**PROBLEM DESCRIPTION:**
Copy down every line where the string "Technology" shows up.

**DATA FOR THIS EXERCISE:**
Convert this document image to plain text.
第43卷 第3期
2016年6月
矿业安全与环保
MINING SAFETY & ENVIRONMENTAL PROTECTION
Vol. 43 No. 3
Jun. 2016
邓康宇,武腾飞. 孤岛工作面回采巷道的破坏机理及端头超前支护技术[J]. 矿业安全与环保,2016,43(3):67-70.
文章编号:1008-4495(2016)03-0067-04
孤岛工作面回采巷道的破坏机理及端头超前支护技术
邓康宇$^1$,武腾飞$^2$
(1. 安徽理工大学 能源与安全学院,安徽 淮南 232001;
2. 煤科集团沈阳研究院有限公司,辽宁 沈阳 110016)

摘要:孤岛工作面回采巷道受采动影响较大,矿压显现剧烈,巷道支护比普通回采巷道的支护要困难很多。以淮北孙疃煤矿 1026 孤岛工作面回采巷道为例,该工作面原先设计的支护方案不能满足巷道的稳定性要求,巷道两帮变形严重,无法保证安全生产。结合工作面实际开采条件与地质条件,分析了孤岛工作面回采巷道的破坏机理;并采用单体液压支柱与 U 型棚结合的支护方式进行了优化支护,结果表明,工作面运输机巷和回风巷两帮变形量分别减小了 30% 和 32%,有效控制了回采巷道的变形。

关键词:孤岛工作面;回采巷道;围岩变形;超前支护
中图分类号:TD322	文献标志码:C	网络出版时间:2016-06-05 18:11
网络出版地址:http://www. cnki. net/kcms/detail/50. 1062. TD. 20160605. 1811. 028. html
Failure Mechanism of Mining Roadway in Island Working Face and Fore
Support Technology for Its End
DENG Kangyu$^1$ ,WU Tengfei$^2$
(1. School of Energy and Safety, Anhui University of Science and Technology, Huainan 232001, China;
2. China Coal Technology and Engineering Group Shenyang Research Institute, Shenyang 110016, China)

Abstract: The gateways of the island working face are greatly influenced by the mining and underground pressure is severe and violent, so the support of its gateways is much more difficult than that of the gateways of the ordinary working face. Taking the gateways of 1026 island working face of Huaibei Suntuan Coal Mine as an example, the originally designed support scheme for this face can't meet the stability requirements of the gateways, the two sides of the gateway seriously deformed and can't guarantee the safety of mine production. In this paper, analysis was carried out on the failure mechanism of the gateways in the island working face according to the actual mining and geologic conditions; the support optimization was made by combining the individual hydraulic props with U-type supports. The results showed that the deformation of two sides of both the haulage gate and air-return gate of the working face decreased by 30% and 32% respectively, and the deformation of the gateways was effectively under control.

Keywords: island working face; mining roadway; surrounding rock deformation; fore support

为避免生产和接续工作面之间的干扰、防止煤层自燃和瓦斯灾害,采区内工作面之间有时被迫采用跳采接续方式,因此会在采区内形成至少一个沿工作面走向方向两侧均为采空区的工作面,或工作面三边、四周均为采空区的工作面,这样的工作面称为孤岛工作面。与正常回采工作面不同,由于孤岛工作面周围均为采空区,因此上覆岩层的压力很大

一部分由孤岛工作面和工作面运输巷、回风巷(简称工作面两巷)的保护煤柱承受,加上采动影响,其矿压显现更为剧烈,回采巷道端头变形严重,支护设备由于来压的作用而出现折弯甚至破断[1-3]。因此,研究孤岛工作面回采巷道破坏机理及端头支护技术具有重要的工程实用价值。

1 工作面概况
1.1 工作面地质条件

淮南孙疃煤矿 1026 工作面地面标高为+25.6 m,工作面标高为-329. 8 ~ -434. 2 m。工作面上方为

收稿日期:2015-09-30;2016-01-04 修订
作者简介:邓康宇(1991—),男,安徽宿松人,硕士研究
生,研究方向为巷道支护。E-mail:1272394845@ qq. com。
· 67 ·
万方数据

**REPLY TO THE EXERCISE:**
Support Technology for Its End
(1. School of Energy and Safety, Anhui University of Science and Technology, Huainan 232001, China;
2. China Coal Technology and Engineering Group Shenyang Research Institute, Shenyang 110016, China)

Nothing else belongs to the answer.